The inferences we can draw from study 1 regarding the best Pareto/NBD procedure are very clear. Abe’s algorithm is the only one that provides the full range of estimate values and can hence be applied to all covered analyses. From all the performance metrics examined, it is at least equal to the other procedures but mostly outperforms them. In addition, it requires considerably less computing time than the other two algorithms. Furthermore, we showed that the augmented values of \(\{{\tau} _{i}\}\) are a valuable addition to the parameter estimates. Concerning the sensitivity analysis, we have shown that the choice of the hyper parameters has a crucial influence on the parameter estimation.

To investigate the data set requirements for applying the Pareto/NBD model in study 2, we will limit ourselves to the superior algorithm of Abe and compare it with MLE as a benchmark.

Study 2: Data Set requirements

In study 2, we replicate the simulation study of Hoppe and Wagner (2010) and examine whether the minimal data sets requirements they derived for MLE can be relaxed when using Abe’s MCMC procedure.

Data set generation for study 2

The simulation framework developed by Hoppe and Wagner (2010) is based on behavioural characteristics. As these cannot directly be mapped by the heterogeneity parameters, the authors define the average purchase frequency, the average dropout rate, and their dispersions within the cohort and translate them back into values for \((r,\alpha ,s,\beta )\) using the formulas (3), (5), and (7). Table 4 shows the behavioural characteristics used for study 2. The \(3^{4}=81\) combinations of their values result in the heterogeneity parameter space as noted in Table 5.

- [ENTRIES SUPPLIED]:
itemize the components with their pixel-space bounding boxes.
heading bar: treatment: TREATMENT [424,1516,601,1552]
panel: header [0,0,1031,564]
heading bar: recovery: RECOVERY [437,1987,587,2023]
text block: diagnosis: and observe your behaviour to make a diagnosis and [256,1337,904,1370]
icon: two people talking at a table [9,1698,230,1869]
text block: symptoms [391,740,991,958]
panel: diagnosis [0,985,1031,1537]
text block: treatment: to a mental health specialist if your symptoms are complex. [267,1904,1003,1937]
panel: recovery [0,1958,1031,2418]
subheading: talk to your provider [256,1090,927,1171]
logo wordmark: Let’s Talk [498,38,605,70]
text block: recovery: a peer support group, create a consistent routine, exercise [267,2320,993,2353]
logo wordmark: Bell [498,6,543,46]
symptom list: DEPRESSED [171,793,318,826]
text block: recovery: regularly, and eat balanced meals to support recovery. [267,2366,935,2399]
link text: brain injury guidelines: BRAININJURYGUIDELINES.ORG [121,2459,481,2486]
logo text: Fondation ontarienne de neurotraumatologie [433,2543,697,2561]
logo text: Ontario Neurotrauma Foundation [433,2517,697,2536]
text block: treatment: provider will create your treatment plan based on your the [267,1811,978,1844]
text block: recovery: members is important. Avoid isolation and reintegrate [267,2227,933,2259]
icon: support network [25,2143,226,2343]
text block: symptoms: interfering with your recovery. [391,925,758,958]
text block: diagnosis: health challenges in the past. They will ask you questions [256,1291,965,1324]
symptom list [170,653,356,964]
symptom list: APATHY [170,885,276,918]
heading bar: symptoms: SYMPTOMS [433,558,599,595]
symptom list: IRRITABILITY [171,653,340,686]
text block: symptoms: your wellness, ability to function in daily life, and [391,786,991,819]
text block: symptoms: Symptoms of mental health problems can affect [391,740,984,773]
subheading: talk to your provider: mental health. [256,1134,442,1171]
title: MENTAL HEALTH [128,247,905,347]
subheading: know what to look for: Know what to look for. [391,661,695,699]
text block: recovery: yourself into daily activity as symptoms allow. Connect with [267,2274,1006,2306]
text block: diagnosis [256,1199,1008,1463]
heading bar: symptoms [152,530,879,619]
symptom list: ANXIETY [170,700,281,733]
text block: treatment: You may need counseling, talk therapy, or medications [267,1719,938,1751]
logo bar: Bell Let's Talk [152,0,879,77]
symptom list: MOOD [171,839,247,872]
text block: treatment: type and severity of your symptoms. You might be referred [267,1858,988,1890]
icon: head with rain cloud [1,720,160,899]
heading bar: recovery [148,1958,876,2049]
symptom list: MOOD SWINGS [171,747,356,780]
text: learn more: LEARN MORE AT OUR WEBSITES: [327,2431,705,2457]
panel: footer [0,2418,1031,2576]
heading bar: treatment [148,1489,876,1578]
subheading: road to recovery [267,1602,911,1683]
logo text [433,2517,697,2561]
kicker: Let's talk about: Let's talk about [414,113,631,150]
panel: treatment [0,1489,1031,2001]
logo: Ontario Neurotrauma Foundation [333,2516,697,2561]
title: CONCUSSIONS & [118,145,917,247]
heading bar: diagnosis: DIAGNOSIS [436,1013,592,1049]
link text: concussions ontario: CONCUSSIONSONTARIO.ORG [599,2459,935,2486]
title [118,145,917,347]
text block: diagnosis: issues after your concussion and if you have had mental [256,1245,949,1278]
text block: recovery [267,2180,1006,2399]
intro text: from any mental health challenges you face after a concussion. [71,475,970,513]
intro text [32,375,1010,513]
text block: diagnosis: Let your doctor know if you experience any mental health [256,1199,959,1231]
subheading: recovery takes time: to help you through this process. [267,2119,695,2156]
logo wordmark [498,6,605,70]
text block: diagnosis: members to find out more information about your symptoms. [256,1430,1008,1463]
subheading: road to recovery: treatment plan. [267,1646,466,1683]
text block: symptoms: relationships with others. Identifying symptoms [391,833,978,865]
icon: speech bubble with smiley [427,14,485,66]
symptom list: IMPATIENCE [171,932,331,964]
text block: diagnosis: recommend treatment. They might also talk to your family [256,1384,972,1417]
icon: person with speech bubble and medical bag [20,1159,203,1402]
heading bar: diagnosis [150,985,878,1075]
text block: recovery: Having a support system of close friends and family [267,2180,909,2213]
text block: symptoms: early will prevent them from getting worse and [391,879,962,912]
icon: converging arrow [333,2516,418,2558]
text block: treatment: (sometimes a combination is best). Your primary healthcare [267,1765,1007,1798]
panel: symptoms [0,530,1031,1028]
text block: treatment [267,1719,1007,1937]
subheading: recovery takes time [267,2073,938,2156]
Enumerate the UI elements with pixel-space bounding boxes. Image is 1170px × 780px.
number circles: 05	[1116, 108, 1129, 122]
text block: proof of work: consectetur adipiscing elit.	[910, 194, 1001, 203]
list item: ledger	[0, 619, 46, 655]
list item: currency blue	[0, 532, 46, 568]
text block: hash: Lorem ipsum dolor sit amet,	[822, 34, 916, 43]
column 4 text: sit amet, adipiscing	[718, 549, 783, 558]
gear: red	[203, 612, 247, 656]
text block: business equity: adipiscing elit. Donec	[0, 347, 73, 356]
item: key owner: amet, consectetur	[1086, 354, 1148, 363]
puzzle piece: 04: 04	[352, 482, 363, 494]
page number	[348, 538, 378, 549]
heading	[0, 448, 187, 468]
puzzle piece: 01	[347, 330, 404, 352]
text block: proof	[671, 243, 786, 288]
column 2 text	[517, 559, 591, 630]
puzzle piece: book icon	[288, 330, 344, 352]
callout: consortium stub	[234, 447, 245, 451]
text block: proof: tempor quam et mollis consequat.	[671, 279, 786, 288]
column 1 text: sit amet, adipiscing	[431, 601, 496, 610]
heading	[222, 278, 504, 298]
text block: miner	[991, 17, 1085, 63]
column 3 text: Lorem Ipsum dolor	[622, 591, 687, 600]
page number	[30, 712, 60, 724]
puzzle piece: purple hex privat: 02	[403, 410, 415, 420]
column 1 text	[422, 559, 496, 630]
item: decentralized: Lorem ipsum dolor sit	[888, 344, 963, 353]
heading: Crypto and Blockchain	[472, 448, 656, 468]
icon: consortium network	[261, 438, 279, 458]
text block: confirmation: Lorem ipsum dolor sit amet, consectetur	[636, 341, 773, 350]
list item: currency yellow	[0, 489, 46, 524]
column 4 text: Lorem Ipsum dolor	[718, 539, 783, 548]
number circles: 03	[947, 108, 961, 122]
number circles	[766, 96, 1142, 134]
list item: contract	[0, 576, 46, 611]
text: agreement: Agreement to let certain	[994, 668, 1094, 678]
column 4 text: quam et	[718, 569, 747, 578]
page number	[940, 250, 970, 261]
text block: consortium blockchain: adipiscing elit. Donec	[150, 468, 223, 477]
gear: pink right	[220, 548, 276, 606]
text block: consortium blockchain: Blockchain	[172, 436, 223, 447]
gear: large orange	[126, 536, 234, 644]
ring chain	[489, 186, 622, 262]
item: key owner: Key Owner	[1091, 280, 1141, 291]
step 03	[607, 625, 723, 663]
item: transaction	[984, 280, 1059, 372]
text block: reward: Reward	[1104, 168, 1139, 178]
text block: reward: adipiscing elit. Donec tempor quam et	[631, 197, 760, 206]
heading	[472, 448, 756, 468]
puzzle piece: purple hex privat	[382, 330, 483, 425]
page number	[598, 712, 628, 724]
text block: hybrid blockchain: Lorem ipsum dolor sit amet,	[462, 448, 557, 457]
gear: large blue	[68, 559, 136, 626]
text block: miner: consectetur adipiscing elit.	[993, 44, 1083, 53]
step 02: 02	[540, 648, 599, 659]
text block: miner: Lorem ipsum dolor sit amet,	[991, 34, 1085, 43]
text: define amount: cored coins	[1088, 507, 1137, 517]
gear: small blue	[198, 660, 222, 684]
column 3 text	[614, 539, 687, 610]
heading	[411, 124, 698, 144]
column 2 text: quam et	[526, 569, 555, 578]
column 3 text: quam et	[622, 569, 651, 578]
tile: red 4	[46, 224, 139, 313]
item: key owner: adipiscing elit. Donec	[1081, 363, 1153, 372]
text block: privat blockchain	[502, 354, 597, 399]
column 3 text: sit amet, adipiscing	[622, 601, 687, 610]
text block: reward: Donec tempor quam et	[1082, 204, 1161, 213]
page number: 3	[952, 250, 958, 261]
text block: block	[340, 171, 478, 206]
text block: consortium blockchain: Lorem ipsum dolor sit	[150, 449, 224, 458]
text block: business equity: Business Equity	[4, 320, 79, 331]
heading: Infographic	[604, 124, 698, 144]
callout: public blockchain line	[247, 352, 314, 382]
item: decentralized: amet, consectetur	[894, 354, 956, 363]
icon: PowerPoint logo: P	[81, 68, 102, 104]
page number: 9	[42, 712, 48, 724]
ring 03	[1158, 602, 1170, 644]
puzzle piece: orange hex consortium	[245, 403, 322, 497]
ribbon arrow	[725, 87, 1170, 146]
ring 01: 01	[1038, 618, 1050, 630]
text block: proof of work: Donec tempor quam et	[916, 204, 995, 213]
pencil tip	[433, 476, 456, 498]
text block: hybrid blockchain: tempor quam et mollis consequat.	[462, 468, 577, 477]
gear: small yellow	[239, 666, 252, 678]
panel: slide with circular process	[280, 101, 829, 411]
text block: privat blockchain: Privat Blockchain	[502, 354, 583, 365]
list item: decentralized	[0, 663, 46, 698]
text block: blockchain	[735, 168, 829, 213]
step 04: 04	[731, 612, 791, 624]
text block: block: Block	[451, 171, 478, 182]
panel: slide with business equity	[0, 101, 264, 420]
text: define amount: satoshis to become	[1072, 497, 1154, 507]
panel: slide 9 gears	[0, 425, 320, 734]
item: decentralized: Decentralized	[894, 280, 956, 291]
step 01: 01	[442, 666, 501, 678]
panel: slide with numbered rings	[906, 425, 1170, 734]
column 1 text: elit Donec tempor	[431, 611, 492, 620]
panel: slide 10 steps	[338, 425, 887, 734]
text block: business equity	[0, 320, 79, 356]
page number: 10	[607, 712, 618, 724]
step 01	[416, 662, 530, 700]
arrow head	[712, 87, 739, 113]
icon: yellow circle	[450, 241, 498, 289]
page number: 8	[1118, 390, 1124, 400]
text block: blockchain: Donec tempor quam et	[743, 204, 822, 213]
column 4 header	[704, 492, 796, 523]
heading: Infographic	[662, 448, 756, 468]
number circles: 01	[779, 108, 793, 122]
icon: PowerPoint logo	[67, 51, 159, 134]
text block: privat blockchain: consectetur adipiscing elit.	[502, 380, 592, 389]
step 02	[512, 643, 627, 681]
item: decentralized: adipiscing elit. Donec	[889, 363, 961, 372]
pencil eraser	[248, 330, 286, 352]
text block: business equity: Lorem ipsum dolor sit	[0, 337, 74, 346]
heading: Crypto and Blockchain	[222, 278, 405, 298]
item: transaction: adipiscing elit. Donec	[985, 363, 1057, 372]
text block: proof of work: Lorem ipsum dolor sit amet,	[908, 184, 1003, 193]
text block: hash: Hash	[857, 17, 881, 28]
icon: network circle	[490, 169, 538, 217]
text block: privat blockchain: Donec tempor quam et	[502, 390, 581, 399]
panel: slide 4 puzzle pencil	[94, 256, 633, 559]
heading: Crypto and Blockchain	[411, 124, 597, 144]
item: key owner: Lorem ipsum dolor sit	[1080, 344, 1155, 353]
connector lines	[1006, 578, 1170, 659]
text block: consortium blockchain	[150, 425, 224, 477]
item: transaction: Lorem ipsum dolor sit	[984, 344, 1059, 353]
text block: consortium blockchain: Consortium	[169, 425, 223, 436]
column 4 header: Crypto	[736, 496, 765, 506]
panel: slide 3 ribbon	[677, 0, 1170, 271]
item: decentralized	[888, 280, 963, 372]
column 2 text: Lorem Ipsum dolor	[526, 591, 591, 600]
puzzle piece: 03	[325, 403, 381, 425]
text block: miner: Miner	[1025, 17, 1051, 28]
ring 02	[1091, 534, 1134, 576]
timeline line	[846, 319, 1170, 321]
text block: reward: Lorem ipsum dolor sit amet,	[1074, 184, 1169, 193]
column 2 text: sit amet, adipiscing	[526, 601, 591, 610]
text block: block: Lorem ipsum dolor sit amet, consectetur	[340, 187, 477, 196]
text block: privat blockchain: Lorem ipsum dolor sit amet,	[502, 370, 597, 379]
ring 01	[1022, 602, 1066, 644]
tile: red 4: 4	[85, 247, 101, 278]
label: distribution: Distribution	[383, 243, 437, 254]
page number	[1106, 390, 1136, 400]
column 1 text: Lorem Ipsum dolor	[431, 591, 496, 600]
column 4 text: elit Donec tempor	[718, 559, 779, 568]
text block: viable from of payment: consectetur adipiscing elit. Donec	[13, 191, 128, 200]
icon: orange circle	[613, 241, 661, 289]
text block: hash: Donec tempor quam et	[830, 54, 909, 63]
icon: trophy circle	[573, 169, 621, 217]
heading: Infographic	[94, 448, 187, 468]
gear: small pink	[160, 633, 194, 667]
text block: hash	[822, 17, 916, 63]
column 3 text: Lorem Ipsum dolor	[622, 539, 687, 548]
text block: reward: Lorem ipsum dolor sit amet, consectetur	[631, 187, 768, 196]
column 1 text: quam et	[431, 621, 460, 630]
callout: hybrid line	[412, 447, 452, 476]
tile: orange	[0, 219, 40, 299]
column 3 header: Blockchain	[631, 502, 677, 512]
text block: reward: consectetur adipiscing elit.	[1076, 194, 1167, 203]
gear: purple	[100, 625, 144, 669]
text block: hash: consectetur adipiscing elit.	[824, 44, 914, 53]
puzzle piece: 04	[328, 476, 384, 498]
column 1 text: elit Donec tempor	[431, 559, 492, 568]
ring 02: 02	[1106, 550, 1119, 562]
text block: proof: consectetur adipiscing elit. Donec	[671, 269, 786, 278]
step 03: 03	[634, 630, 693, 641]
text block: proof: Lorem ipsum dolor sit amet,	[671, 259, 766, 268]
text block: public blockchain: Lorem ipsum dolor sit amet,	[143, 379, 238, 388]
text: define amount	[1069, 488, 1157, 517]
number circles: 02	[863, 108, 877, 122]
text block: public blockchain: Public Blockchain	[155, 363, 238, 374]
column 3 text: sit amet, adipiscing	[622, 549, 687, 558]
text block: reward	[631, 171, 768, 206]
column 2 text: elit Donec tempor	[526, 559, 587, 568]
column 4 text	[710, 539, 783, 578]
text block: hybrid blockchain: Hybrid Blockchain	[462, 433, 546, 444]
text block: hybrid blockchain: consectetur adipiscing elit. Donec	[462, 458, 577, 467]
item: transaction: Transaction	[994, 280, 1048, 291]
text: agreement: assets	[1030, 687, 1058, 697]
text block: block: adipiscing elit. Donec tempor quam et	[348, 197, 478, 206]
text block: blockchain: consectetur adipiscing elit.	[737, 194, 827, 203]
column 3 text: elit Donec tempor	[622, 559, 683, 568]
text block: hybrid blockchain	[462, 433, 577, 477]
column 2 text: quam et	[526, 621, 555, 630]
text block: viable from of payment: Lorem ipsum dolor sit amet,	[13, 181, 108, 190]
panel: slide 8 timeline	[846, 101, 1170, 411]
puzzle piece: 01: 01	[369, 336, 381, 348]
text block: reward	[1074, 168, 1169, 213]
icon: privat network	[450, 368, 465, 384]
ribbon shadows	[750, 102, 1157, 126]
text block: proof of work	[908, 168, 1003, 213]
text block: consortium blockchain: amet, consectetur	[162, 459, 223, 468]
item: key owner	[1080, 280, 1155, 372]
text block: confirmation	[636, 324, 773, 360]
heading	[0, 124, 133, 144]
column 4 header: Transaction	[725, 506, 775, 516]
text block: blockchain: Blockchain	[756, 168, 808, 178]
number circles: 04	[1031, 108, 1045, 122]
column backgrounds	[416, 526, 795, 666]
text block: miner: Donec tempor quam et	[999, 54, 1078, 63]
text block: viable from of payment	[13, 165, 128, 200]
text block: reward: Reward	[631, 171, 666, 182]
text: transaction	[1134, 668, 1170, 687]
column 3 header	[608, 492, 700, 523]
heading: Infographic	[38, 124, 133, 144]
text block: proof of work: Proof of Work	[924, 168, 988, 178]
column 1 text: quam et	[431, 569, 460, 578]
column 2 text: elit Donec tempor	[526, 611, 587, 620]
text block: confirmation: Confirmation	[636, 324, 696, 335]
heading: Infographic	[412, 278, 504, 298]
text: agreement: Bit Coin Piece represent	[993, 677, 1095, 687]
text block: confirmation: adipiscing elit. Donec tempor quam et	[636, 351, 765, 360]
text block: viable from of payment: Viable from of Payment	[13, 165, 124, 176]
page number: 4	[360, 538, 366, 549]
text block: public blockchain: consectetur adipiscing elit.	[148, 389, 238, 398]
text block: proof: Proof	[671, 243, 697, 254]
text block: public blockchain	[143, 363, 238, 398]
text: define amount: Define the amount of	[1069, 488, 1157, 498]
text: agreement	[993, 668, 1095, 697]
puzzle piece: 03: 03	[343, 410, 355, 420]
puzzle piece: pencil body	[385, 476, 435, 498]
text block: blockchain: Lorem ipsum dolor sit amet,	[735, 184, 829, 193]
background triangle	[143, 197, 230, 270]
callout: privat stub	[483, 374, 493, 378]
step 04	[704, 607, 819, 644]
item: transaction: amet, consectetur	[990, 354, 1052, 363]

- [WHAT IS REQUIRED]:
Check each statement against the passage on Pareto/NBD procedures above. For each one, answer yes or no and quote the words from the passage that decide it.
1. Abe's algorithm needs more computing time than the other two algorithms.
2. Study 2 compares Abe's algorithm with MLE as a benchmark.
3. The choice of hyper parameters was found to have little effect on parameter estimation.

- [TASK SOLUTION]:
1. No: "it requires considerably less computing time than the other two algorithms."
2. Yes: "we will limit ourselves to the superior algorithm of Abe and compare it with MLE as a benchmark."
3. No: "the choice of the hyper parameters has a crucial influence on the parameter estimation."